## Start

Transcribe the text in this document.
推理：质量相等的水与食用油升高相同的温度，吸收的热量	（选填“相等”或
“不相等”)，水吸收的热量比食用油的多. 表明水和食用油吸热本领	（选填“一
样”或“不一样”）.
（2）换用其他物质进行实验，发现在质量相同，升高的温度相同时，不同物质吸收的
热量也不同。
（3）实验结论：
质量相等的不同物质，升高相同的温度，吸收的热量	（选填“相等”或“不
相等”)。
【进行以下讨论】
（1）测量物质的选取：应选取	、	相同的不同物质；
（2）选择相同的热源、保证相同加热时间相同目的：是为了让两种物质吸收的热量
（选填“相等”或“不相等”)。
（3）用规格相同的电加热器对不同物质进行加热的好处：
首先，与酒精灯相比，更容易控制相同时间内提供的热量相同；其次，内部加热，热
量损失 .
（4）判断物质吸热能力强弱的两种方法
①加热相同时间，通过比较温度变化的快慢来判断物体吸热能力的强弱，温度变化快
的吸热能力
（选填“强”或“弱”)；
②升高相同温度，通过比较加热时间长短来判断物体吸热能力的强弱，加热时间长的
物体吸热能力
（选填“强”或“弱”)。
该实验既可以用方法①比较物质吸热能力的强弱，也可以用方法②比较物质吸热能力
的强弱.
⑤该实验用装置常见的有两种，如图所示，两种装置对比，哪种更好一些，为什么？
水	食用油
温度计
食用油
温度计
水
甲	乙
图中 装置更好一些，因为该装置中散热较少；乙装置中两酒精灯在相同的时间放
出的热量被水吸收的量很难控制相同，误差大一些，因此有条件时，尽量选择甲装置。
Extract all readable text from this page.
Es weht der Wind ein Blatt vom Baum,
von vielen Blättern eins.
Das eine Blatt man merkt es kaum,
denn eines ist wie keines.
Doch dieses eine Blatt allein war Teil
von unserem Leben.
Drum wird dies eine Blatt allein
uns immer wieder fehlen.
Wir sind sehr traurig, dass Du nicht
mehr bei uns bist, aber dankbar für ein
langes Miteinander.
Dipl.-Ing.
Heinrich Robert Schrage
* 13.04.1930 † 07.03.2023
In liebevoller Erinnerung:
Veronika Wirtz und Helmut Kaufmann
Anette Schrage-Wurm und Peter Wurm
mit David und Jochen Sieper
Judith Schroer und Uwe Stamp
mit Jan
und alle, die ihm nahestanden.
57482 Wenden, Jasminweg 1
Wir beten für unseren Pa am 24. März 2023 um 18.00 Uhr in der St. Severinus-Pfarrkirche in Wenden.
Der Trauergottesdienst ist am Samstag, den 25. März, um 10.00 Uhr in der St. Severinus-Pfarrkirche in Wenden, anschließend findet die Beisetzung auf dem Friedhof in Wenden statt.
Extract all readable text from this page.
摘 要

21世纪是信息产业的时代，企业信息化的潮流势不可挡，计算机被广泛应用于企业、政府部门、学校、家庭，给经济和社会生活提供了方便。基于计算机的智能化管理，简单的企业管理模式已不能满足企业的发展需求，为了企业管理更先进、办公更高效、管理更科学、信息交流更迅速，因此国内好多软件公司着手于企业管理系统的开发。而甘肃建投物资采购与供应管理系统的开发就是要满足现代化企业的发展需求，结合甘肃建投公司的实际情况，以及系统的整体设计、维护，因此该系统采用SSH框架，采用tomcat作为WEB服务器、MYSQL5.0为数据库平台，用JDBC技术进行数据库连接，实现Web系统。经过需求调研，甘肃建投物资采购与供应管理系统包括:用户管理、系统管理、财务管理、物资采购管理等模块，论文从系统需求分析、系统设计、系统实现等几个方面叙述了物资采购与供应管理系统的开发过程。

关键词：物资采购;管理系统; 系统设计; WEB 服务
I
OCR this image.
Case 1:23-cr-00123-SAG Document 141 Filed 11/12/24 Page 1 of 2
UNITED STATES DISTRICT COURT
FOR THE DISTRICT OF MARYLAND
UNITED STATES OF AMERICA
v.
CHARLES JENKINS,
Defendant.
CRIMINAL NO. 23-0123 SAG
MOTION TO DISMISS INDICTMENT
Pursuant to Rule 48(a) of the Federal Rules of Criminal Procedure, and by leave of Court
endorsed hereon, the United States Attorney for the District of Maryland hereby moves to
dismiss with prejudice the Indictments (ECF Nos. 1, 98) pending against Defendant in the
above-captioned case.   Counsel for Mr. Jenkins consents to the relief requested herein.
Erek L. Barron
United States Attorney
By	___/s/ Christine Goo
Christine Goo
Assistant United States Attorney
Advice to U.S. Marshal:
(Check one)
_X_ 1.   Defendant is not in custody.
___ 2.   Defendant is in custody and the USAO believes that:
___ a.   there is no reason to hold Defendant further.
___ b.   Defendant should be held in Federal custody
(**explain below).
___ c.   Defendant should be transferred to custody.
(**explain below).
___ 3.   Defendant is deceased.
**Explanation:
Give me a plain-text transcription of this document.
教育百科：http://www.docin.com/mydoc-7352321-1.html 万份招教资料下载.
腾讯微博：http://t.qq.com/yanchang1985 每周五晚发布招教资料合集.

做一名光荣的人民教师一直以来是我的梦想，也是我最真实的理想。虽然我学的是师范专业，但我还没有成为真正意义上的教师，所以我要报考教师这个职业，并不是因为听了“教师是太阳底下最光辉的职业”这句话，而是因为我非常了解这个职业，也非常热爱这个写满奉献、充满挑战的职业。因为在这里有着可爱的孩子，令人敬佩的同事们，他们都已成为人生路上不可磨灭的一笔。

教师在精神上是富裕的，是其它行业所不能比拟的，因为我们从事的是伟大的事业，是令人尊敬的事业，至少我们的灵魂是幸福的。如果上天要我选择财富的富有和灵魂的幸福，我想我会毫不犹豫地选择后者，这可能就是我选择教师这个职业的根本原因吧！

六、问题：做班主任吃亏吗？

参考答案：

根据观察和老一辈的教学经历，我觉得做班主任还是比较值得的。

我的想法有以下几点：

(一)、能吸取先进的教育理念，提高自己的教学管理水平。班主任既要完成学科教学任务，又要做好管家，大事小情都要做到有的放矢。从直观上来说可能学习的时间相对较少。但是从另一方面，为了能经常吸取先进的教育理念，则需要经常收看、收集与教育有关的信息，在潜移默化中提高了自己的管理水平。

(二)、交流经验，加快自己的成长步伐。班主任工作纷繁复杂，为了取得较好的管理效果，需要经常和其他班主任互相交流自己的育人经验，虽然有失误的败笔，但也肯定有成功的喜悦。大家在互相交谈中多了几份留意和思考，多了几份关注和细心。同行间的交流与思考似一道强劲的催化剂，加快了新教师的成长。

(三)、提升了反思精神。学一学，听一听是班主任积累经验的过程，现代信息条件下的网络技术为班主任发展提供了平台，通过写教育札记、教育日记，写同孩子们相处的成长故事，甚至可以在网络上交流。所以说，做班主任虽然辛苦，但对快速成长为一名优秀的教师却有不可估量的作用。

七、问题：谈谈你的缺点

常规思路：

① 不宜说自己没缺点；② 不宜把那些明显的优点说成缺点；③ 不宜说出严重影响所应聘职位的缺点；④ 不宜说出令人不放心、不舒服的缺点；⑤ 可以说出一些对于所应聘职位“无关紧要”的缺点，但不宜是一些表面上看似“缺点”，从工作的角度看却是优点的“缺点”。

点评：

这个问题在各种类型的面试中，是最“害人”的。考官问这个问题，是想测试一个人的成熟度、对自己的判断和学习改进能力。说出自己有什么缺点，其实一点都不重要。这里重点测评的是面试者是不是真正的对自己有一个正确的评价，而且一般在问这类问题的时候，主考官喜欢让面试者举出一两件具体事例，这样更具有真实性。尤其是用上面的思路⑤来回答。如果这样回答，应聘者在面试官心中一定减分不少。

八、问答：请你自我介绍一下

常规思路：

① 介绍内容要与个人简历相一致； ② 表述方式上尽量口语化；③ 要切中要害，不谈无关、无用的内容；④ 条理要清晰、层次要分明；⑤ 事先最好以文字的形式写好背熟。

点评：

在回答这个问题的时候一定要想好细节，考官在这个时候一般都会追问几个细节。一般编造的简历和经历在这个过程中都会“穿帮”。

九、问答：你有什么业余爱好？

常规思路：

## End

TASK OBJECTIVE:
Pick every line with "Wenden" in it and copy it.

OUTPUT BELOW:
57482 Wenden, Jasminweg 1
Wir beten für unseren Pa am 24. März 2023 um 18.00 Uhr in der St. Severinus-Pfarrkirche in Wenden.
Der Trauergottesdienst ist am Samstag, den 25. März, um 10.00 Uhr in der St. Severinus-Pfarrkirche in Wenden, anschließend findet die Beisetzung auf dem Friedhof in Wenden statt.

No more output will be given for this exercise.